For improvements, we have a lot of great ideas for general improvements aimed at better simulating bacteria, but we believe this same improvements will have applications in other species as well.

  • Multiploidy - all right this has nothing to do with bacteria specifically, but it is a feature we would like to implement into gen_reads.
  • Structural Variants - model large scale structural variants with an eye toward intergenic SVs.
  • Transposable Elements - model transposons within the sequence
  • Repeat regions - will bring a variety of interesting applications

NEAT has a new home

NEAT is now a part of the NCSA github and active development will continue here. Please direct issues, comments, and requests to the NCSA issue tracker. Submit pull requests here insead of the old repo.

* [ACTION ITEM] Transcribe the NEAT excerpt from "For improvements, we" up to and including "species as well.".

* [EXCERPTED RECORDS]
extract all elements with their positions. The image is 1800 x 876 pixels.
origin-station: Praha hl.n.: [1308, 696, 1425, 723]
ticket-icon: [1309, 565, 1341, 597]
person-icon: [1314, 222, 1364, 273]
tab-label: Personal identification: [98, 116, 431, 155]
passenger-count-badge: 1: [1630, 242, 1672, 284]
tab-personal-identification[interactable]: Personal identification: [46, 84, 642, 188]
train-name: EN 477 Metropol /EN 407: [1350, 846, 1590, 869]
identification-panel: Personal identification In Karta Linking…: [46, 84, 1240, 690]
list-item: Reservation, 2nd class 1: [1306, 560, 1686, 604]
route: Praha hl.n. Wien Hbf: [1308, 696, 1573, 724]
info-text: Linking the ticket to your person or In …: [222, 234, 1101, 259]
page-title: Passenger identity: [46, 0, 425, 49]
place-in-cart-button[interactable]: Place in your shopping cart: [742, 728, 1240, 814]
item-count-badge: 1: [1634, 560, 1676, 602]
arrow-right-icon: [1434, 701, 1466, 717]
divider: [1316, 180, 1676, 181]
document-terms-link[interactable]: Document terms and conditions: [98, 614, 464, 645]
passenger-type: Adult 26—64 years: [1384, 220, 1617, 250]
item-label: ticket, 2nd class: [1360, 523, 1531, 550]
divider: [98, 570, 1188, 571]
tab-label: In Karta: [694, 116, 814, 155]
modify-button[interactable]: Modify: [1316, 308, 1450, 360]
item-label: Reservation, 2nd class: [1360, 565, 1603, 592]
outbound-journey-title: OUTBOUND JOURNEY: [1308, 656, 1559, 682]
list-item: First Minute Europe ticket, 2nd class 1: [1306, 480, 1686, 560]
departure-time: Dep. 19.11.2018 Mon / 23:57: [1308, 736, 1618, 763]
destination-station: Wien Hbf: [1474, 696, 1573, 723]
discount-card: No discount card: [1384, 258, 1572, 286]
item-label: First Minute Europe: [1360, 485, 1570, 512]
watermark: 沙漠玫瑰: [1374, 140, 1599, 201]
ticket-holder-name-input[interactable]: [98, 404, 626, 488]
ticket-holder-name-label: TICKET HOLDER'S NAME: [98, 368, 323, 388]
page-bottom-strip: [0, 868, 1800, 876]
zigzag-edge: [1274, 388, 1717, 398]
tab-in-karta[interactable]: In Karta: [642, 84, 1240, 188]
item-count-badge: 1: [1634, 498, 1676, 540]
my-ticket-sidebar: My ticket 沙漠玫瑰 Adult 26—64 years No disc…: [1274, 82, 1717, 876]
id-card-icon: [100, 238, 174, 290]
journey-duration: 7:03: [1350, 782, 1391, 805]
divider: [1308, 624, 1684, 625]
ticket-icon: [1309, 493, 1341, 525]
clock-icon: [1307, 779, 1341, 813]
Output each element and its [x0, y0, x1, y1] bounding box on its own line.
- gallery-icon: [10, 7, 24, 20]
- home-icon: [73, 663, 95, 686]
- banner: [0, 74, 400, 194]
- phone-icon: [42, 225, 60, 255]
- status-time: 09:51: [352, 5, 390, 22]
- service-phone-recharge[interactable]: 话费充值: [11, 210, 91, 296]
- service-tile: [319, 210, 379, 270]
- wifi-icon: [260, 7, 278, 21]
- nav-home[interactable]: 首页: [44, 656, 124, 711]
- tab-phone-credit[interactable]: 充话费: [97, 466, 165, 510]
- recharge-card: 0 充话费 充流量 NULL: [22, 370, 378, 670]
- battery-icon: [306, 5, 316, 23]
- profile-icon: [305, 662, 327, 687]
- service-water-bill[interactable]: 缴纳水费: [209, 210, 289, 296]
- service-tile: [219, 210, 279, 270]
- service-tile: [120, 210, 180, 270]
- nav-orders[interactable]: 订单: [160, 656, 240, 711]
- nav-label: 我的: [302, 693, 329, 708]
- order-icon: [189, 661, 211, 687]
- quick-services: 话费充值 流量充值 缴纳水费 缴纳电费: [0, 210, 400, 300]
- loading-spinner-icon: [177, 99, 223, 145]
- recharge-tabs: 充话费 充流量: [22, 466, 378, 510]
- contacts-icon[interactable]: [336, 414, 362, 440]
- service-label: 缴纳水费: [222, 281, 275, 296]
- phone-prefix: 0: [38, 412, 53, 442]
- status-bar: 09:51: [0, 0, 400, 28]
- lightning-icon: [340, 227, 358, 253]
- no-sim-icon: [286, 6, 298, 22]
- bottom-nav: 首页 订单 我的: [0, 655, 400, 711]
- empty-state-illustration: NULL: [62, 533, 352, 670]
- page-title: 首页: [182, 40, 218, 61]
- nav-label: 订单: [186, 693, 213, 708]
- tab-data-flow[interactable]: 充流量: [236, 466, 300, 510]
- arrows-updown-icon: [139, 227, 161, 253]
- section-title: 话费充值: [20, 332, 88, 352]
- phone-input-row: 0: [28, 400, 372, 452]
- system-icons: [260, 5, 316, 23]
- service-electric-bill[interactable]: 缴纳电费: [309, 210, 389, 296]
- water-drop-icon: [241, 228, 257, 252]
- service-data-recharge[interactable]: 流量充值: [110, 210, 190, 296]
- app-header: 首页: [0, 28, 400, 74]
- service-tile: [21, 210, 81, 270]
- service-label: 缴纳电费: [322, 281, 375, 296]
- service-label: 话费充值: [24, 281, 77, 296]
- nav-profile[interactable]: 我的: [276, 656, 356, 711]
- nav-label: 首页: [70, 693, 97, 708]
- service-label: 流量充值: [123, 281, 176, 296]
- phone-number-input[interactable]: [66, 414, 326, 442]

* [COMPLETED EXERCISE]
For improvements, we have a lot of great ideas for general improvements aimed at better simulating bacteria, but we believe this same improvements will have applications in other species as well.